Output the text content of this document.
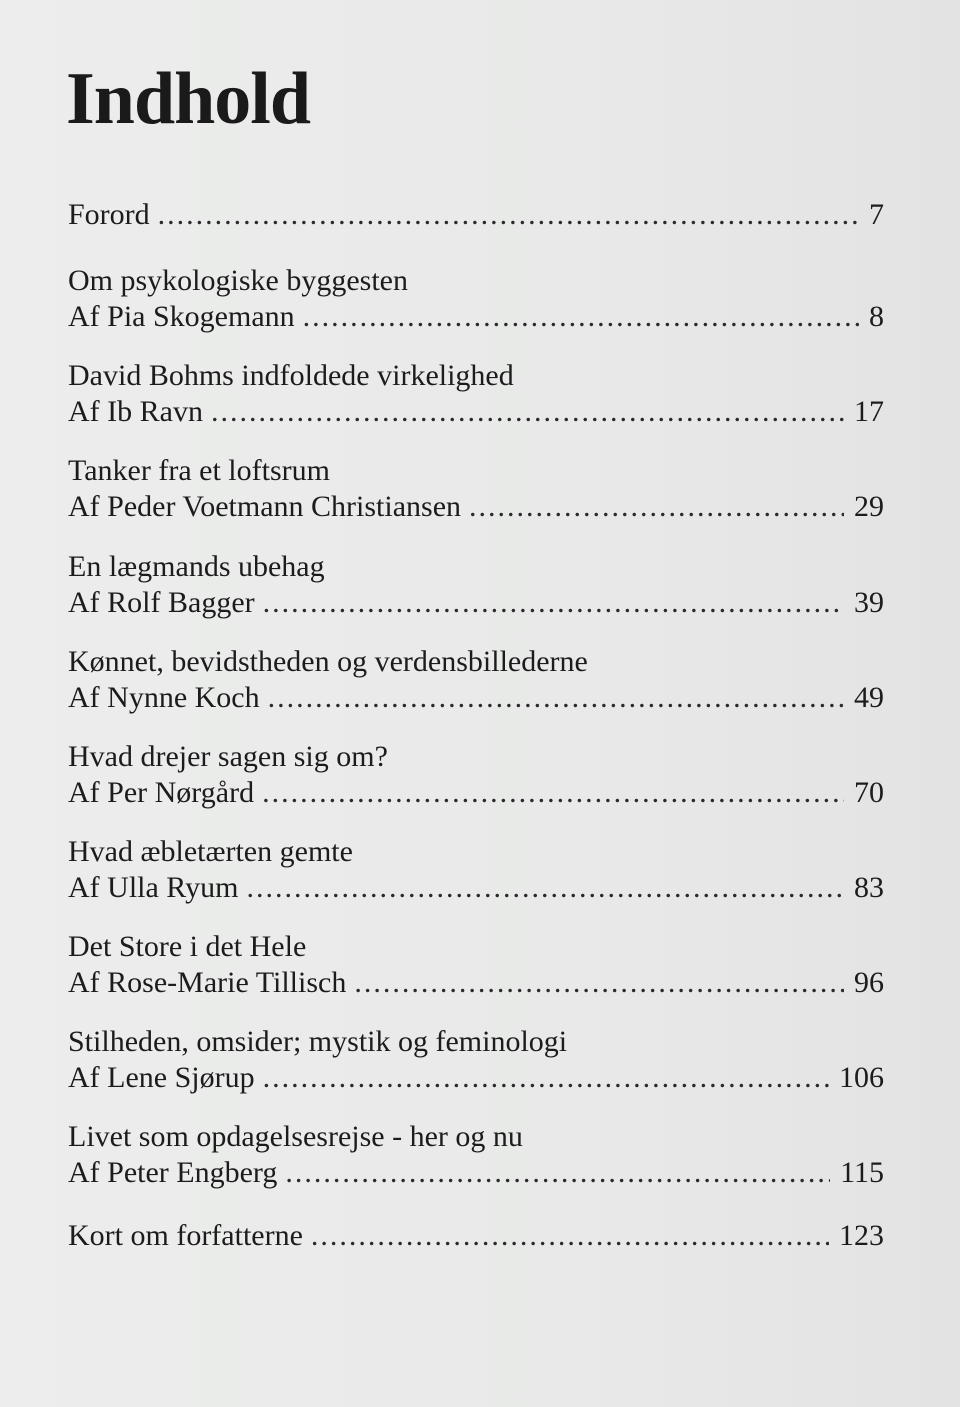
Indhold
Forord .....	7
Om psykologiske byggesten
Af Pia Skogemann .....	8
David Bohms indfoldede virkelighed
Af Ib Ravn .....	17
Tanker fra et loftsrum
Af Peder Voetmann Christiansen .....	29
En lægmands ubehag
Af Rolf Bagger .....	39
Kønnet, bevidstheden og verdensbillederne
Af Nynne Koch .....	49
Hvad drejer sagen sig om?
Af Per Nørgård .....	70
Hvad æbletærten gemte
Af Ulla Ryum .....	83
Det Store i det Hele
Af Rose-Marie Tillisch .....	96
Stilheden, omsider; mystik og feminologi
Af Lene Sjørup .....	106
Livet som opdagelsesrejse - her og nu
Af Peter Engberg .....	115
Kort om forfatterne .....	123
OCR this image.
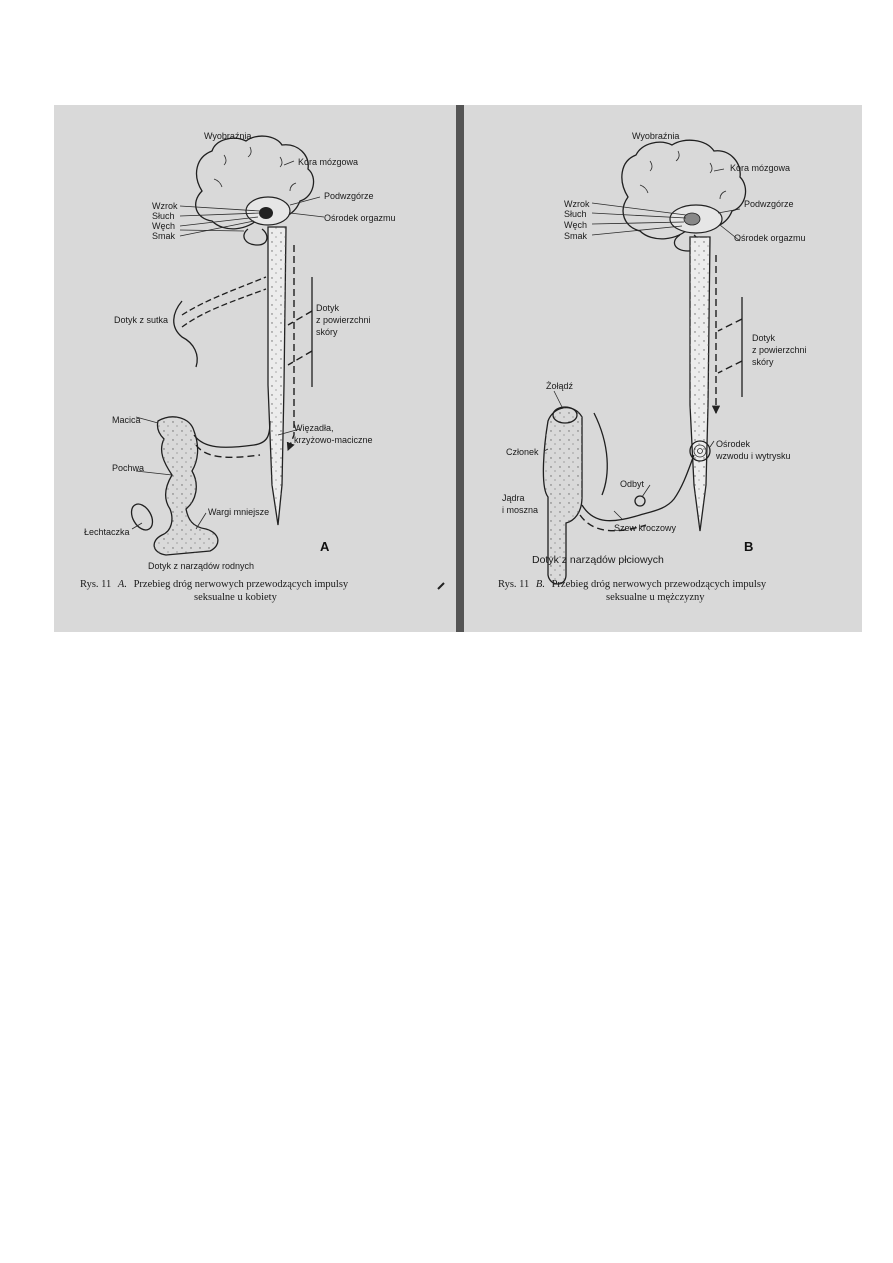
Wyobraźnia
Kora mózgowa
Podwzgórze
Wzrok
Słuch
Węch
Smak
Ośrodek orgazmu
Dotyk z sutka
Dotyk
z powierzchni
skóry
Macica
Więzadła,
krzyżowo-maciczne
Pochwa
Wargi mniejsze
Łechtaczka
Dotyk z narządów rodnych
A
Rys. 11 A. Przebieg dróg nerwowych przewodzących impulsy
seksualne u kobiety
Wyobraźnia
Kora mózgowa
Podwzgórze
Wzrok
Słuch
Węch
Smak	Ośrodek orgazmu
Dotyk
z powierzchni
skóry
Żołądź
Członek
Ośrodek
wzwodu i wytrysku
Odbyt
Jądra
i moszna
Szew kroczowy
Dotyk z narządów płciowych
B
Rys. 11 B. Przebieg dróg nerwowych przewodzących impulsy
seksualne u mężczyzny
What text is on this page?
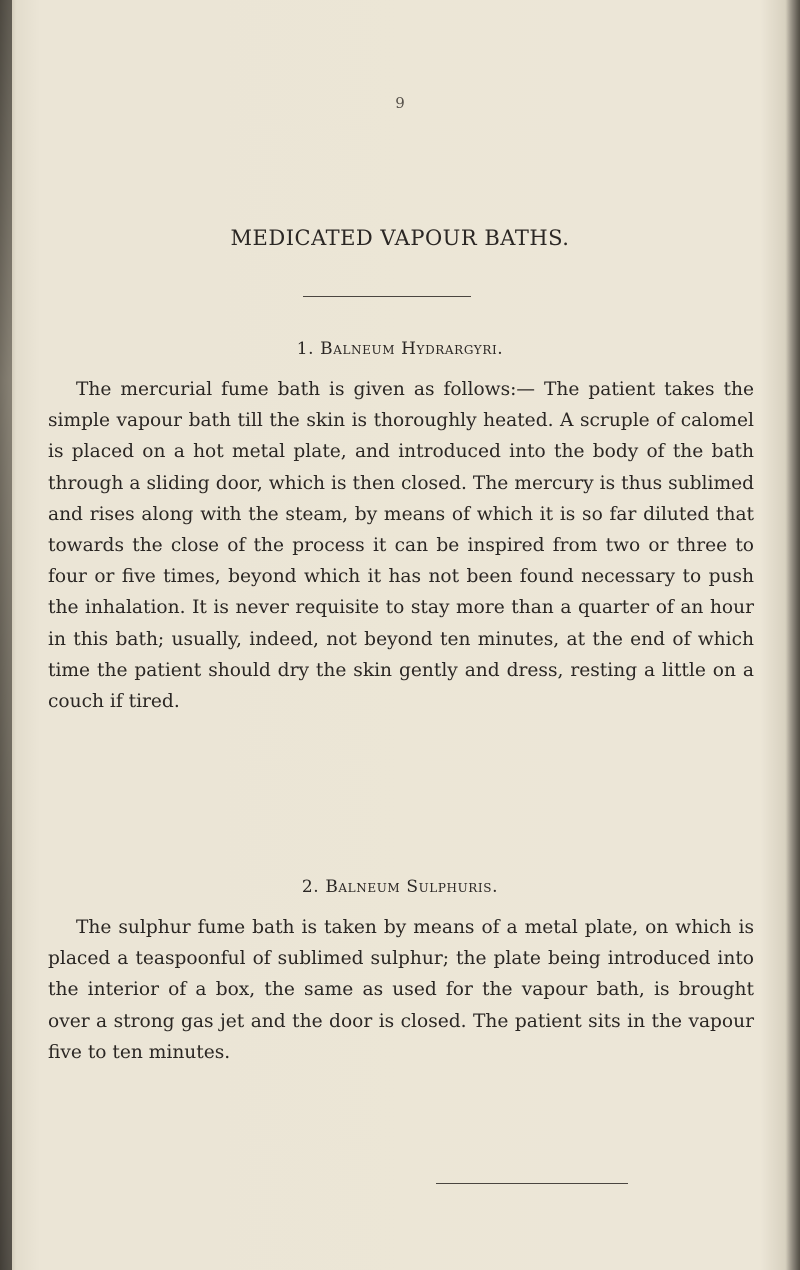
9
MEDICATED VAPOUR BATHS.
1. Balneum Hydrargyri.

The mercurial fume bath is given as follows:— The patient takes the simple vapour bath till the skin is thoroughly heated. A scruple of calomel is placed on a hot metal plate, and introduced into the body of the bath through a sliding door, which is then closed. The mercury is thus sublimed and rises along with the steam, by means of which it is so far diluted that towards the close of the process it can be inspired from two or three to four or five times, beyond which it has not been found necessary to push the inhalation. It is never requisite to stay more than a quarter of an hour in this bath; usually, indeed, not beyond ten minutes, at the end of which time the patient should dry the skin gently and dress, resting a little on a couch if tired.

2. Balneum Sulphuris.

The sulphur fume bath is taken by means of a metal plate, on which is placed a teaspoonful of sublimed sulphur; the plate being introduced into the interior of a box, the same as used for the vapour bath, is brought over a strong gas jet and the door is closed. The patient sits in the vapour five to ten minutes.
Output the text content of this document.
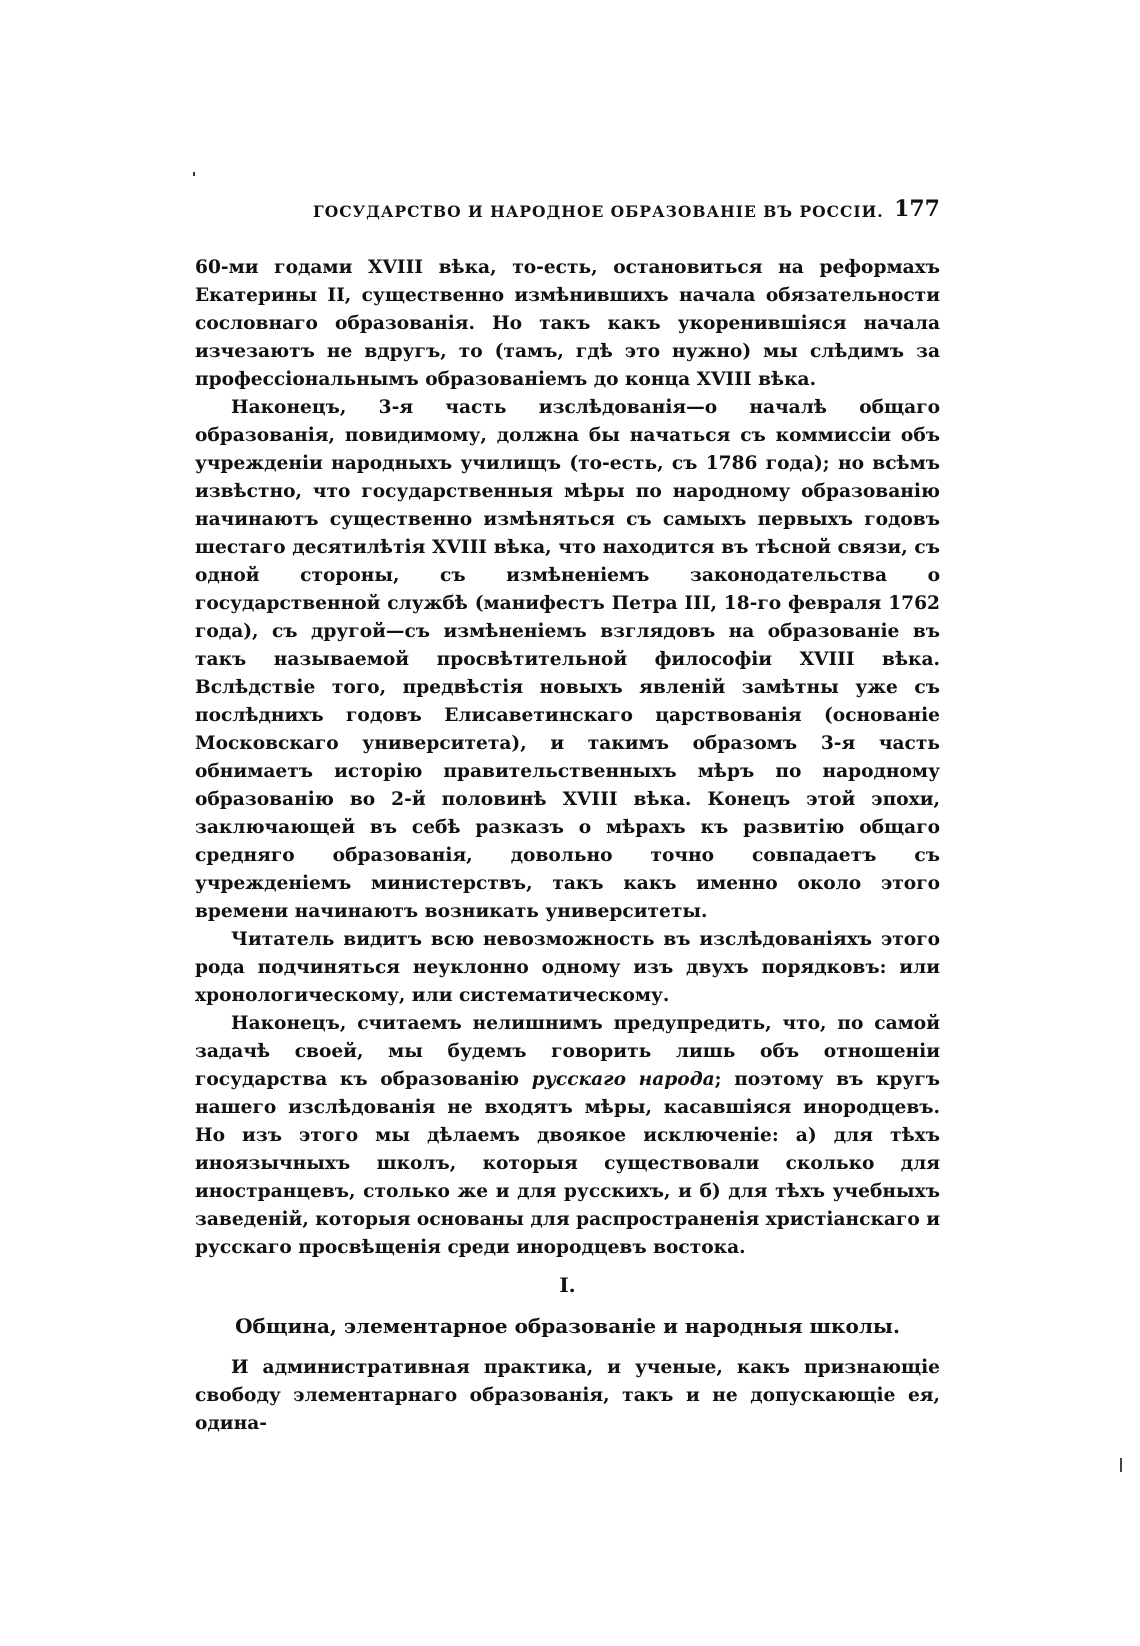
ГОСУДАРСТВО И НАРОДНОЕ ОБРАЗОВАНІЕ ВЪ РОССІИ. 177

60-ми годами XVIII вѣка, то-есть, остановиться на реформахъ Екатерины II, существенно измѣнившихъ начала обязательности сословнаго образованія. Но такъ какъ укоренившіяся начала изчезаютъ не вдругъ, то (тамъ, гдѣ это нужно) мы слѣдимъ за профессіональнымъ образованіемъ до конца XVIII вѣка.

Наконецъ, 3-я часть изслѣдованія—о началѣ общаго образованія, повидимому, должна бы начаться съ коммиссіи объ учрежденіи народныхъ училищъ (то-есть, съ 1786 года); но всѣмъ извѣстно, что государственныя мѣры по народному образованію начинаютъ существенно измѣняться съ самыхъ первыхъ годовъ шестаго десятилѣтія XVIII вѣка, что находится въ тѣсной связи, съ одной стороны, съ измѣненіемъ законодательства о государственной службѣ (манифестъ Петра III, 18-го февраля 1762 года), съ другой—съ измѣненіемъ взглядовъ на образованіе въ такъ называемой просвѣтительной философіи XVIII вѣка. Вслѣдствіе того, предвѣстія новыхъ явленій замѣтны уже съ послѣднихъ годовъ Елисаветинскаго царствованія (основаніе Московскаго университета), и такимъ образомъ 3-я часть обнимаетъ исторію правительственныхъ мѣръ по народному образованію во 2-й половинѣ XVIII вѣка. Конецъ этой эпохи, заключающей въ себѣ разказъ о мѣрахъ къ развитію общаго средняго образованія, довольно точно совпадаетъ съ учрежденіемъ министерствъ, такъ какъ именно около этого времени начинаютъ возникать университеты.

Читатель видитъ всю невозможность въ изслѣдованіяхъ этого рода подчиняться неуклонно одному изъ двухъ порядковъ: или хронологическому, или систематическому.

Наконецъ, считаемъ нелишнимъ предупредить, что, по самой задачѣ своей, мы будемъ говорить лишь объ отношеніи государства къ образованію русскаго народа; поэтому въ кругъ нашего изслѣдованія не входятъ мѣры, касавшіяся инородцевъ. Но изъ этого мы дѣлаемъ двоякое исключеніе: а) для тѣхъ иноязычныхъ школъ, которыя существовали сколько для иностранцевъ, столько же и для русскихъ, и б) для тѣхъ учебныхъ заведеній, которыя основаны для распространенія христіанскаго и русскаго просвѣщенія среди инородцевъ востока.

I.
Община, элементарное образованіе и народныя школы.

И административная практика, и ученые, какъ признающіе свободу элементарнаго образованія, такъ и не допускающіе ея, одина-
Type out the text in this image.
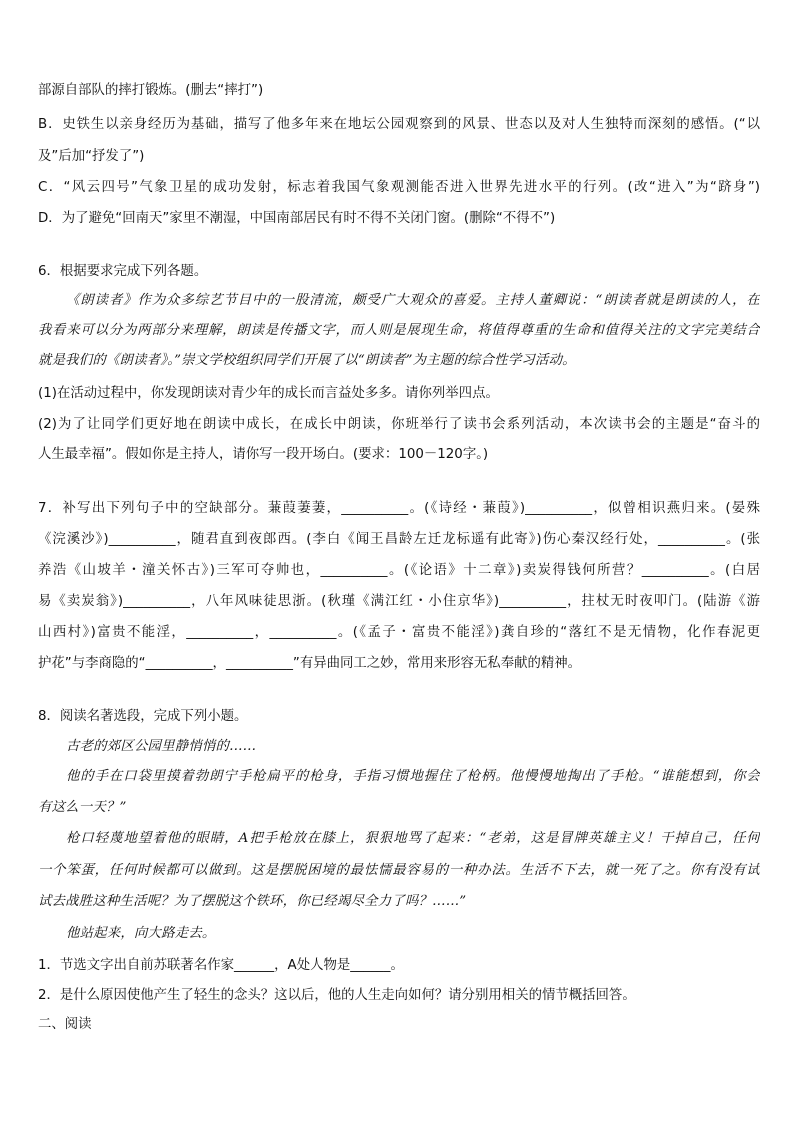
部源自部队的摔打锻炼。(删去“摔打”)
B．史铁生以亲身经历为基础，描写了他多年来在地坛公园观察到的风景、世态以及对人生独特而深刻的感悟。(“以
及”后加“抒发了”)
C．“风云四号”气象卫星的成功发射，标志着我国气象观测能否进入世界先进水平的行列。(改“进入”为“跻身”)
D．为了避免“回南天”家里不潮湿，中国南部居民有时不得不关闭门窗。(删除“不得不”)
6．根据要求完成下列各题。
《朗读者》作为众多综艺节目中的一股清流，颇受广大观众的喜爱。主持人董卿说：“朗读者就是朗读的人，在
我看来可以分为两部分来理解，朗读是传播文字，而人则是展现生命，将值得尊重的生命和值得关注的文字完美结合
就是我们的《朗读者》。”崇文学校组织同学们开展了以“朗读者”为主题的综合性学习活动。
(1)在活动过程中，你发现朗读对青少年的成长而言益处多多。请你列举四点。
(2)为了让同学们更好地在朗读中成长，在成长中朗读，你班举行了读书会系列活动，本次读书会的主题是“奋斗的
人生最幸福”。假如你是主持人，请你写一段开场白。(要求：100－120字。)
7．补写出下列句子中的空缺部分。蒹葭萋萋，__________。(《诗经・蒹葭》)__________，似曾相识燕归来。(晏殊
《浣溪沙》)__________，随君直到夜郎西。(李白《闻王昌龄左迁龙标遥有此寄》)伤心秦汉经行处，__________。(张
养浩《山坡羊・潼关怀古》)三军可夺帅也，__________。(《论语》十二章》)卖炭得钱何所营？__________。(白居
易《卖炭翁》)__________，八年风味徒思浙。(秋瑾《满江红・小住京华》)__________，拄杖无时夜叩门。(陆游《游
山西村》)富贵不能淫，__________，__________。(《孟子・富贵不能淫》)龚自珍的“落红不是无情物，化作春泥更
护花”与李商隐的“__________，__________”有异曲同工之妙，常用来形容无私奉献的精神。
8．阅读名著选段，完成下列小题。
古老的郊区公园里静悄悄的……
他的手在口袋里摸着勃朗宁手枪扁平的枪身，手指习惯地握住了枪柄。他慢慢地掏出了手枪。“谁能想到，你会
有这么一天？”
枪口轻蔑地望着他的眼睛，A把手枪放在膝上，狠狠地骂了起来：“老弟，这是冒牌英雄主义！干掉自己，任何
一个笨蛋，任何时候都可以做到。这是摆脱困境的最怯懦最容易的一种办法。生活不下去，就一死了之。你有没有试
试去战胜这种生活呢？为了摆脱这个铁环，你已经竭尽全力了吗？……”
他站起来，向大路走去。
1．节选文字出自前苏联著名作家______，A处人物是______。
2．是什么原因使他产生了轻生的念头？这以后，他的人生走向如何？请分别用相关的情节概括回答。
二、阅读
● ● ●
Look for "this" and pull out every line that has it.

Output the text content of this document.
OCR this image.
What text is on this page?
The mercurial fume bath is given as follows:— The patient takes the simple vapour bath till the skin is thoroughly heated. A scruple of calomel is placed on a hot metal plate, and introduced into the body of the bath through a sliding door, which is then closed. The mercury is thus sublimed and rises along with the steam, by means of which it is so far diluted that towards the close of the process it can be inspired from two or three to four or five times, beyond which it has not been found necessary to push the inhalation. It is never requisite to stay more than a quarter of an hour in this bath; usually, indeed, not beyond ten minutes, at the end of which time the patient should dry the skin gently and dress, resting a little on a couch if tired.
Output the text content of this document.
Type out the text in this image.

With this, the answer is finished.